■ **Исходный текст**

>>

Солдатские вдовы

Солдатские вдовы — вечная боль России…

Александр Твардовский называл  Смоленщину «вдовьим краем», но думается, что «вдовьим» краем в послевоенные годы стала вся Россия.

 Пусть простят нас все, чьи имена история стерла из памяти живущих.  Эта страница посвящена  солдатским вдовам нашего края. 

Никакими мерками не измерить горе женщин, чьи мужья пали на поле боя, умерли в госпиталях, погибли в немецком плену.   Похоронки приходили одна за другой. Когда по улице шел почтальон – наступала тишина… Фронтовые треугольники как лучики светлых воспоминаний, как тоненькие ниточки любви, как спутники надежд   —  с каким нетерпением ждали их дома! Эти письма хранили, берегли и перечитывали друг другу в свободную минутку.  

А вот что сказано на сей счет в официальном документе — Советской Военной Энциклопедии, т. 6, стр. 572: «П. б. в. — лицо, безвестное отсутствие которого удостоверено в установленном порядке. В СССР такой порядок в отношении всех граждан установлен действующим законодательством. Факт, и дата П. б. в. военнослужащего в военное и мирное время определяется решением соответствующей инстанции после расследования причин его безвестного отсутствия и получения подтверждающих документов…»

<<

■ **Что требуется**
Продолжите текст о солдатских вдовах, начиная сразу после его последнего предложения. Следующие записи взяты из другого источника.

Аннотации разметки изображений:
>>

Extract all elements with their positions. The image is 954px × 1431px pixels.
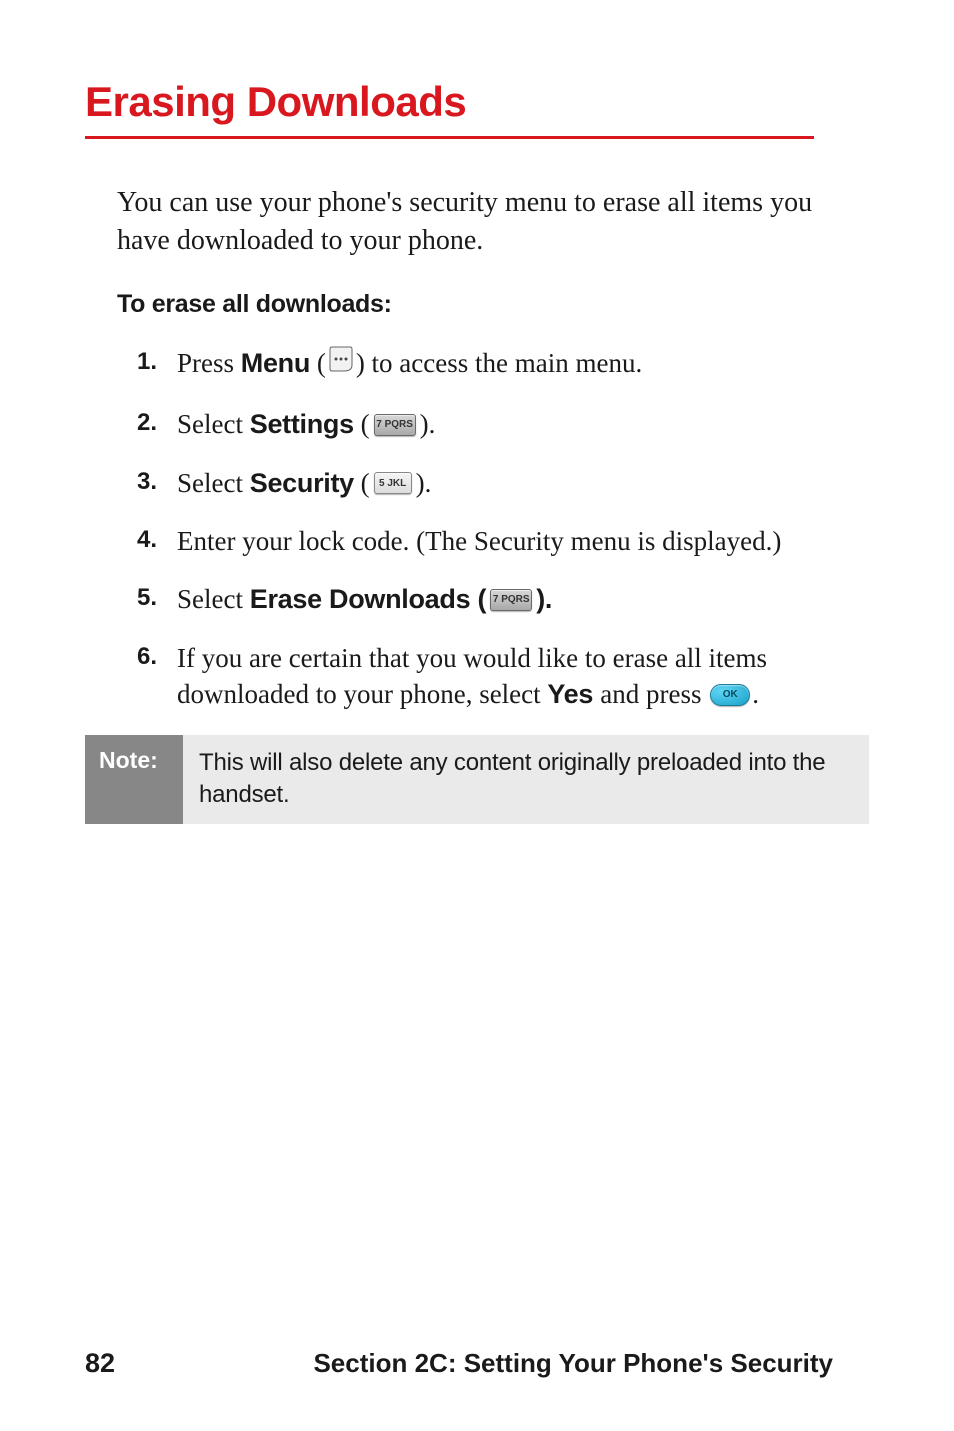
page-content: Erasing Downloads You can use your phone… <box>0 0 954 824</box>
step-text-post2: ) to access the main menu. <box>356 348 642 378</box>
step-text-post2: ). <box>536 584 552 614</box>
step-bold: Erase Downloads <box>250 584 471 614</box>
step-body: Select Settings (7 PQRS). <box>177 406 869 442</box>
intro-paragraph: You can use your phone's security menu t… <box>117 184 869 260</box>
step-body: Select Security (5 JKL). <box>177 465 869 501</box>
key-7-icon: 7 PQRS <box>374 414 416 436</box>
step-text-post1: ( <box>354 468 370 498</box>
step-text-pre: Select <box>177 584 250 614</box>
step-number: 3. <box>137 465 177 498</box>
step-2: 2. Select Settings (7 PQRS). <box>137 406 869 442</box>
note-text: This will also delete any content origin… <box>183 735 869 824</box>
step-list: 1. Press Menu ( ) to access the main menu… <box>137 345 869 713</box>
step-text-post2: ). <box>416 468 432 498</box>
step-number: 2. <box>137 406 177 439</box>
note-label: Note: <box>85 735 183 824</box>
step-body: Select Erase Downloads (7 PQRS). <box>177 581 869 617</box>
step-text-post1: ( <box>310 348 326 378</box>
step-text-pre: Select <box>177 409 250 439</box>
step-number: 1. <box>137 345 177 378</box>
page-footer: 82 Section 2C: Setting Your Phone's Secu… <box>85 1348 869 1379</box>
step-text-post2: ). <box>420 409 436 439</box>
step-bold: Yes <box>547 679 600 709</box>
step-number: 5. <box>137 581 177 614</box>
key-7-icon: 7 PQRS <box>490 589 532 611</box>
page-title: Erasing Downloads <box>85 78 869 126</box>
title-underline <box>85 136 814 139</box>
step-bold: Security <box>250 468 354 498</box>
step-3: 3. Select Security (5 JKL). <box>137 465 869 501</box>
menu-soft-key-icon <box>328 345 354 382</box>
page-number: 82 <box>85 1348 115 1379</box>
step-body: If you are certain that you would like t… <box>177 640 869 713</box>
step-bold: Menu <box>241 348 310 378</box>
step-text-post2: . <box>752 679 759 709</box>
step-5: 5. Select Erase Downloads (7 PQRS). <box>137 581 869 617</box>
step-text-post1: ( <box>354 409 370 439</box>
step-text-pre: Press <box>177 348 241 378</box>
step-number: 4. <box>137 523 177 556</box>
step-1: 1. Press Menu ( ) to access the main menu… <box>137 345 869 385</box>
step-number: 6. <box>137 640 177 673</box>
step-text-post1: ( <box>470 584 486 614</box>
step-6: 6. If you are certain that you would lik… <box>137 640 869 713</box>
note-box: Note: This will also delete any content … <box>85 735 869 824</box>
step-body: Press Menu ( ) to access the main menu. <box>177 345 869 385</box>
ok-button-icon: OK <box>710 684 750 706</box>
sub-heading: To erase all downloads: <box>117 290 869 319</box>
step-text-pre: Select <box>177 468 250 498</box>
key-5-icon: 5 JKL <box>374 472 412 494</box>
step-bold: Settings <box>250 409 354 439</box>
footer-section-title: Section 2C: Setting Your Phone's Securit… <box>313 1348 833 1379</box>
step-text-post1: and press <box>600 679 708 709</box>
step-4: 4. Enter your lock code. (The Security m… <box>137 523 869 559</box>
step-body: Enter your lock code. (The Security menu… <box>177 523 869 559</box>
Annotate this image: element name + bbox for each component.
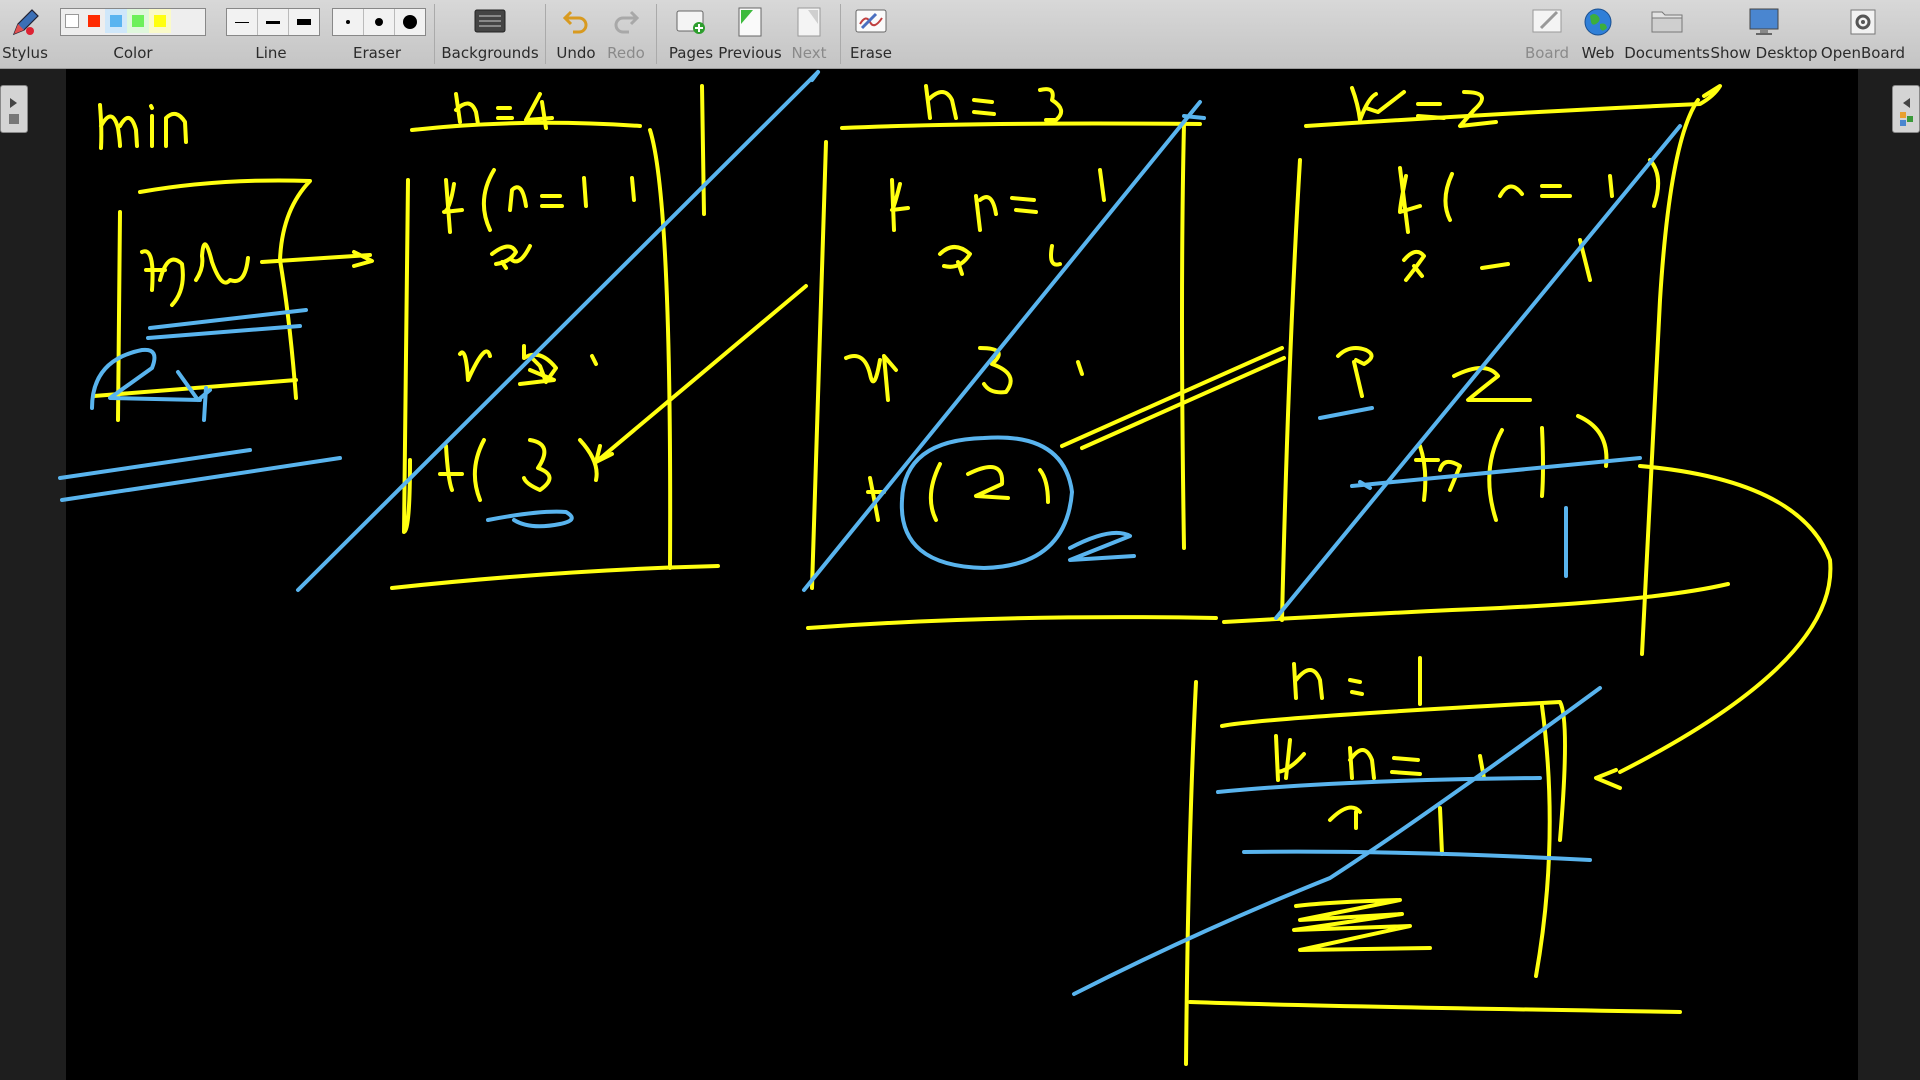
- frame-n3-sketch: [802, 84, 1284, 630]
- frame-n4-sketch: [296, 70, 820, 592]
- frame-n1-sketch: [1072, 656, 1682, 1066]
- cross-out-stroke: [810, 70, 820, 82]
- main-frame-sketch: [58, 103, 374, 502]
- handwritten-recursion-drawing: [58, 70, 1833, 1066]
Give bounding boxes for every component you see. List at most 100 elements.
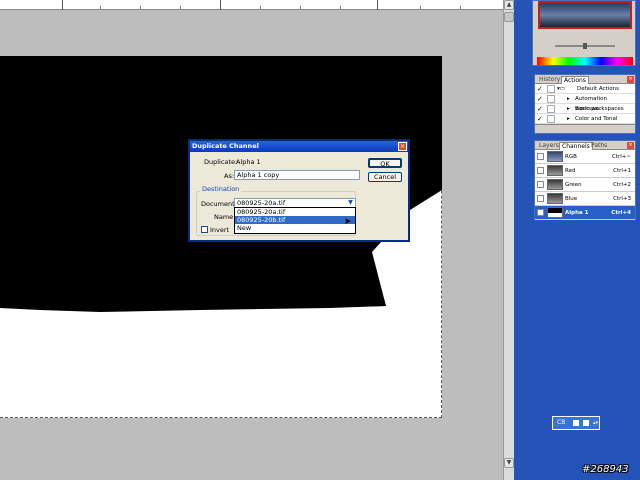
checkmark-icon[interactable]: ✓ [537,85,544,93]
channel-shortcut: Ctrl+~ [611,154,631,160]
ruler-minor-tick [460,6,461,9]
arrows-icon[interactable]: ▴▾ [593,417,598,429]
channel-thumbnail [547,165,563,176]
close-icon[interactable]: × [627,76,634,83]
dialog-toggle-box[interactable] [547,115,555,123]
vertical-scrollbar[interactable]: ▲ ▼ [503,0,514,480]
channel-name: Green [565,182,582,188]
eye-icon[interactable] [537,153,544,160]
navigator-panel [532,0,636,66]
action-row[interactable]: ✓ ▾▭ Default Actions [535,84,635,94]
navigator-zoom-slider[interactable] [537,43,633,49]
channel-row-green[interactable]: Green Ctrl+2 [535,178,635,192]
close-icon[interactable]: × [627,142,634,149]
action-row[interactable]: ✓ ▸ Automation workspa... [535,94,635,112]
ruler-major-tick [377,0,378,10]
eye-icon[interactable] [537,167,544,174]
scroll-thumb[interactable] [504,12,514,22]
channels-panel: Layers Channels Paths × RGB Ctrl+~ Red C… [534,140,636,220]
cancel-button[interactable]: Cancel [368,172,402,182]
expand-arrow-icon[interactable]: ▸ [567,114,570,124]
actions-tab-row: History Actions × [535,75,635,84]
dropdown-option[interactable]: New [235,224,355,232]
actions-panel: History Actions × ✓ ▾▭ Default Actions ✓… [534,74,636,134]
action-label: Basic workspaces [575,106,624,112]
ruler-minor-tick [260,6,261,9]
close-icon[interactable]: × [398,142,407,151]
channel-thumbnail [547,179,563,190]
channel-name: Blue [565,196,578,202]
ruler-major-tick [220,0,221,10]
expand-arrow-icon[interactable]: ▸ [567,94,570,104]
document-dropdown-list: 080925-20a.tif 080925-20b.tif New [234,207,356,234]
color-spectrum-swatch[interactable] [537,57,633,65]
ruler-minor-tick [420,6,421,9]
ok-button[interactable]: OK [368,158,402,168]
tab-actions[interactable]: Actions [561,76,589,84]
channel-row-rgb[interactable]: RGB Ctrl+~ [535,150,635,164]
tool-options-bar[interactable]: CB ▴▾ [552,416,600,430]
channel-name: RGB [565,154,577,160]
ruler-minor-tick [340,6,341,9]
eye-icon[interactable] [537,195,544,202]
duplicate-label: Duplicate: [204,158,238,166]
invert-checkbox[interactable] [201,226,208,233]
channel-shortcut: Ctrl+1 [613,168,631,174]
expand-arrow-icon[interactable]: ▸ [567,104,570,114]
panel-dock [514,0,640,480]
channel-thumbnail [547,207,563,218]
channel-name: Red [565,168,576,174]
ruler-minor-tick [100,6,101,9]
checkmark-icon[interactable]: ✓ [537,95,544,103]
dialog-toggle-box[interactable] [547,95,555,103]
document-label: Document: [201,200,237,208]
destination-legend: Destination [200,185,242,193]
watermark: #268943 [582,464,629,475]
dropdown-option-selected[interactable]: 080925-20b.tif [235,216,355,224]
channel-thumbnail [547,151,563,162]
as-input[interactable]: Alpha 1 copy [234,170,360,180]
tab-paths[interactable]: Paths [589,142,609,150]
as-label: As: [224,172,235,180]
channel-shortcut: Ctrl+3 [613,196,631,202]
help-icon[interactable] [583,420,589,426]
action-label: Default Actions [577,86,619,92]
dialog-title: Duplicate Channel [190,141,408,152]
eye-icon[interactable] [537,181,544,188]
zoom-knob[interactable] [583,43,587,49]
action-row[interactable]: ✓ ▸ Basic workspaces [535,104,635,114]
name-label: Name [214,213,234,221]
document-select-value: 080925-20a.tif [237,199,286,207]
dialog-toggle-box[interactable] [547,105,555,113]
duplicate-channel-dialog: Duplicate Channel × Duplicate: Alpha 1 A… [188,139,410,242]
channel-shortcut: Ctrl+4 [611,210,631,216]
channel-shortcut: Ctrl+2 [613,182,631,188]
dropdown-option[interactable]: 080925-20a.tif [235,208,355,216]
dialog-toggle-box[interactable] [547,85,555,93]
channels-tab-row: Layers Channels Paths × [535,141,635,150]
checkmark-icon[interactable]: ✓ [537,105,544,113]
eye-icon[interactable] [537,209,544,216]
tab-layers[interactable]: Layers [537,142,561,150]
scroll-up-icon[interactable]: ▲ [504,0,514,10]
mode-icon[interactable] [573,420,579,426]
navigator-thumbnail[interactable] [538,1,632,29]
channel-name: Alpha 1 [565,210,589,216]
folder-icon: ▾▭ [557,86,565,92]
dropdown-arrow-icon[interactable]: ▼ [346,199,355,207]
scroll-down-icon[interactable]: ▼ [504,458,514,468]
checkmark-icon[interactable]: ✓ [537,115,544,123]
invert-label: Invert [210,226,230,234]
tool-options-label: CB [557,419,566,426]
channel-thumbnail [547,193,563,204]
ruler-major-tick [62,0,63,10]
channel-row-blue[interactable]: Blue Ctrl+3 [535,192,635,206]
tab-channels[interactable]: Channels [559,142,593,150]
ruler-minor-tick [140,6,141,9]
tab-history[interactable]: History [537,76,562,84]
channel-row-red[interactable]: Red Ctrl+1 [535,164,635,178]
duplicate-value: Alpha 1 [236,158,261,166]
channel-row-alpha-1[interactable]: Alpha 1 Ctrl+4 [535,206,635,220]
cursor-icon: ➤ [344,217,352,227]
action-row[interactable]: ✓ ▸ Color and Tonal Corr... [535,114,635,132]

<<

■ **Ответ к заданию**
 … Но была вдовья доля еще горше той, что постигла тех, кому пришло извещение: «пал смертью храбрых». Это — когда сказано: «пропал без вести». Издревле такая констатация означала, что в данном случае боец не вернулся из боя и что не оказалось его ни среди убитых, ни среди раненых. Вы что-нибудь поняли? И не пытайтесь, ибо всё и сформулировано так, чтобы вместо здравого смысла строки эдакие сгустились в сплошной туман.

Возможностей пропасть без вести в передрягах Большой войны было не меньше, чем просто погибнуть: засыпало в окопе взрывом снаряда, утонул в сумятице боя в реке при форсировании ее, засосало в болоте, оказался в таком виде, что и опознать-то было нельзя… А бюрократическая машина клеймо на пропавшего уже поставила: не то погиб, хотя никто подтвердить этого не может, не то попал в плен — раненым ли, контуженным, не то сам сдался или попросту перебежал к врагу. У руководителей «особых служб» был целый набор такого рода «подозрительных формулировок». Вот и живи с ними вдова наша «соломенная» — не то еще замужняя, не то… И ото всех тут натерпишься — от «собесов», которые не будут платить пособий, от недобрых соседок. Забредет к такой твоя курица в огород, а она уже не упустит возможности съязвить: «Мой-то сокол вернулся при орденах-медалях, а твой еще неизвестно где!» Все это было крайне обидно, горько, несправедливо. А он, может быть, еще больший герой, чем уцелевший соседский.

ема эта поистине неподъемная, потому что нет меры, которой можно было бы измерить непреходящую боль тех, кто получил то самое извещение: «пал смертью храбрых». До сих пор памятно, с какими надеждами и отчаянием встречали люди идущую в дом почтальоншу и с каким страхом вручала она эти проклятые «похоронки». И до сих пор живут-доживают свой век те, кто дрожащими руками принял тогдашние казенные фронтовые конвертики. Им выпали испытания, которых хватило бы на несколько человеческих жизней.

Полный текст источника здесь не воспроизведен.